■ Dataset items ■
# # # #
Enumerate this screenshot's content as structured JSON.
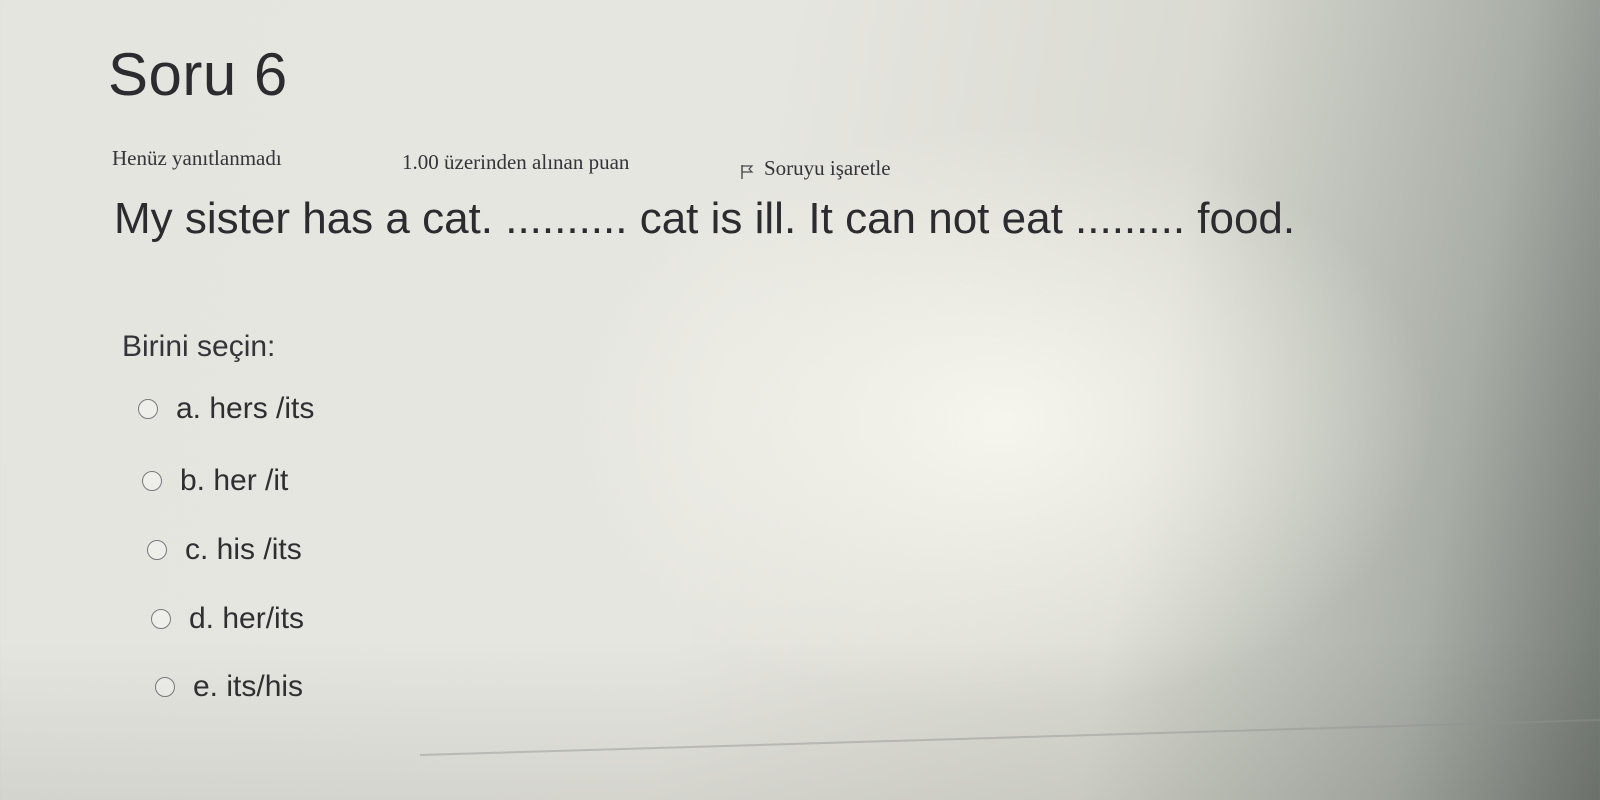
{
  "question": {
    "title": "Soru 6",
    "status": "Henüz yanıtlanmadı",
    "points": "1.00 üzerinden alınan puan",
    "flag_label": "Soruyu işaretle",
    "flag_icon": "flag-icon",
    "text": "My sister has a cat. .......... cat is ill. It can not eat ......... food."
  },
  "answer": {
    "prompt": "Birini seçin:",
    "options": [
      {
        "label": "a. hers /its",
        "selected": false
      },
      {
        "label": "b. her /it",
        "selected": false
      },
      {
        "label": "c. his /its",
        "selected": false
      },
      {
        "label": "d. her/its",
        "selected": false
      },
      {
        "label": "e. its/his",
        "selected": false
      }
    ]
  }
}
# # # #
■ WHAT YOU WILL DO ■
Write out all the entries exactly, except for the pictures.

■ FULL RESPONSE ■
Enumerate this screenshot's content as structured JSON.
{
  "question": {
    "title": "Soru 6",
    "status": "Henüz yanıtlanmadı",
    "points": "1.00 üzerinden alınan puan",
    "flag_label": "Soruyu işaretle",
    "flag_icon": "flag-icon",
    "text": "My sister has a cat. .......... cat is ill. It can not eat ......... food."
  },
  "answer": {
    "prompt": "Birini seçin:",
    "options": [
      {
        "label": "a. hers /its",
        "selected": false
      },
      {
        "label": "b. her /it",
        "selected": false
      },
      {
        "label": "c. his /its",
        "selected": false
      },
      {
        "label": "d. her/its",
        "selected": false
      },
      {
        "label": "e. its/his",
        "selected": false
      }
    ]
  }
}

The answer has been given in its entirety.